**REQUIREMENTS:** Write the entries out again exactly as they stand, but without the pictures.

**TASK INPUTS:**
□ □ □

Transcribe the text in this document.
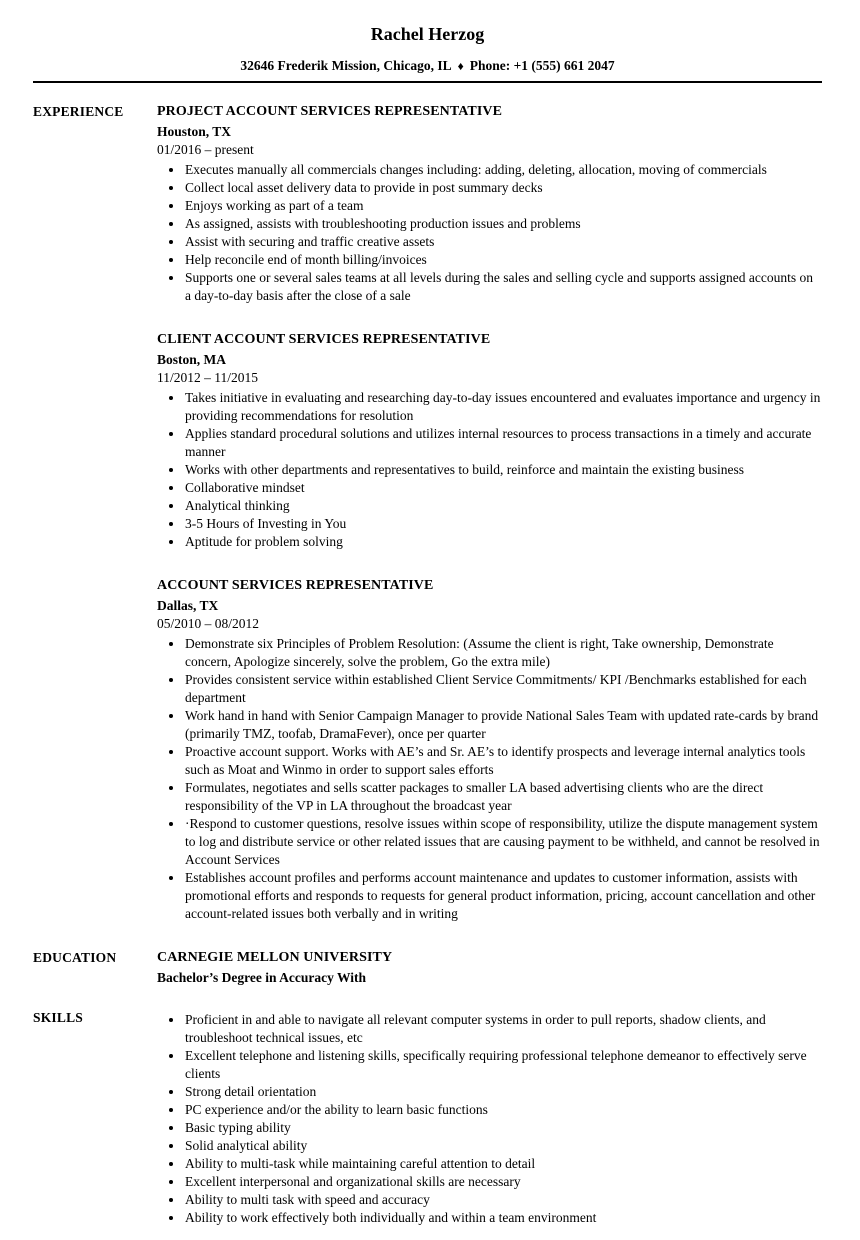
Rachel Herzog
32646 Frederik Mission, Chicago, IL ♦ Phone: +1 (555) 661 2047
EXPERIENCE	PROJECT ACCOUNT SERVICES REPRESENTATIVE
Houston, TX
01/2016 – present
• Executes manually all commercials changes including: adding, deleting, allocation, moving of commercials
• Collect local asset delivery data to provide in post summary decks
• Enjoys working as part of a team
• As assigned, assists with troubleshooting production issues and problems
• Assist with securing and traffic creative assets
• Help reconcile end of month billing/invoices
• Supports one or several sales teams at all levels during the sales and selling cycle and supports assigned accounts on a day-to-day basis after the close of a sale
CLIENT ACCOUNT SERVICES REPRESENTATIVE
Boston, MA
11/2012 – 11/2015
• Takes initiative in evaluating and researching day-to-day issues encountered and evaluates importance and urgency in providing recommendations for resolution
• Applies standard procedural solutions and utilizes internal resources to process transactions in a timely and accurate manner
• Works with other departments and representatives to build, reinforce and maintain the existing business
• Collaborative mindset
• Analytical thinking
• 3-5 Hours of Investing in You
• Aptitude for problem solving
ACCOUNT SERVICES REPRESENTATIVE
Dallas, TX
05/2010 – 08/2012
• Demonstrate six Principles of Problem Resolution: (Assume the client is right, Take ownership, Demonstrate concern, Apologize sincerely, solve the problem, Go the extra mile)
• Provides consistent service within established Client Service Commitments/ KPI /Benchmarks established for each department
• Work hand in hand with Senior Campaign Manager to provide National Sales Team with updated rate-cards by brand (primarily TMZ, toofab, DramaFever), once per quarter
• Proactive account support. Works with AE’s and Sr. AE’s to identify prospects and leverage internal analytics tools such as Moat and Winmo in order to support sales efforts
• Formulates, negotiates and sells scatter packages to smaller LA based advertising clients who are the direct responsibility of the VP in LA throughout the broadcast year
• ·Respond to customer questions, resolve issues within scope of responsibility, utilize the dispute management system to log and distribute service or other related issues that are causing payment to be withheld, and cannot be resolved in Account Services
• Establishes account profiles and performs account maintenance and updates to customer information, assists with promotional efforts and responds to requests for general product information, pricing, account cancellation and other account-related issues both verbally and in writing
EDUCATION	CARNEGIE MELLON UNIVERSITY
Bachelor’s Degree in Accuracy With
SKILLS	• Proficient in and able to navigate all relevant computer systems in order to pull reports, shadow clients, and troubleshoot technical issues, etc
• Excellent telephone and listening skills, specifically requiring professional telephone demeanor to effectively serve clients
• Strong detail orientation
• PC experience and/or the ability to learn basic functions
• Basic typing ability
• Solid analytical ability
• Ability to multi-task while maintaining careful attention to detail
• Excellent interpersonal and organizational skills are necessary
• Ability to multi task with speed and accuracy
• Ability to work effectively both individually and within a team environment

□ □ □

**TASK RESPONSE:**
Transcribe the text in this document.
Rachel Herzog
32646 Frederik Mission, Chicago, IL ♦ Phone: +1 (555) 661 2047
EXPERIENCE	PROJECT ACCOUNT SERVICES REPRESENTATIVE
Houston, TX
01/2016 – present
• Executes manually all commercials changes including: adding, deleting, allocation, moving of commercials
• Collect local asset delivery data to provide in post summary decks
• Enjoys working as part of a team
• As assigned, assists with troubleshooting production issues and problems
• Assist with securing and traffic creative assets
• Help reconcile end of month billing/invoices
• Supports one or several sales teams at all levels during the sales and selling cycle and supports assigned accounts on a day-to-day basis after the close of a sale
CLIENT ACCOUNT SERVICES REPRESENTATIVE
Boston, MA
11/2012 – 11/2015
• Takes initiative in evaluating and researching day-to-day issues encountered and evaluates importance and urgency in providing recommendations for resolution
• Applies standard procedural solutions and utilizes internal resources to process transactions in a timely and accurate manner
• Works with other departments and representatives to build, reinforce and maintain the existing business
• Collaborative mindset
• Analytical thinking
• 3-5 Hours of Investing in You
• Aptitude for problem solving
ACCOUNT SERVICES REPRESENTATIVE
Dallas, TX
05/2010 – 08/2012
• Demonstrate six Principles of Problem Resolution: (Assume the client is right, Take ownership, Demonstrate concern, Apologize sincerely, solve the problem, Go the extra mile)
• Provides consistent service within established Client Service Commitments/ KPI /Benchmarks established for each department
• Work hand in hand with Senior Campaign Manager to provide National Sales Team with updated rate-cards by brand (primarily TMZ, toofab, DramaFever), once per quarter
• Proactive account support. Works with AE’s and Sr. AE’s to identify prospects and leverage internal analytics tools such as Moat and Winmo in order to support sales efforts
• Formulates, negotiates and sells scatter packages to smaller LA based advertising clients who are the direct responsibility of the VP in LA throughout the broadcast year
• ·Respond to customer questions, resolve issues within scope of responsibility, utilize the dispute management system to log and distribute service or other related issues that are causing payment to be withheld, and cannot be resolved in Account Services
• Establishes account profiles and performs account maintenance and updates to customer information, assists with promotional efforts and responds to requests for general product information, pricing, account cancellation and other account-related issues both verbally and in writing
EDUCATION	CARNEGIE MELLON UNIVERSITY
Bachelor’s Degree in Accuracy With
SKILLS	• Proficient in and able to navigate all relevant computer systems in order to pull reports, shadow clients, and troubleshoot technical issues, etc
• Excellent telephone and listening skills, specifically requiring professional telephone demeanor to effectively serve clients
• Strong detail orientation
• PC experience and/or the ability to learn basic functions
• Basic typing ability
• Solid analytical ability
• Ability to multi-task while maintaining careful attention to detail
• Excellent interpersonal and organizational skills are necessary
• Ability to multi task with speed and accuracy
• Ability to work effectively both individually and within a team environment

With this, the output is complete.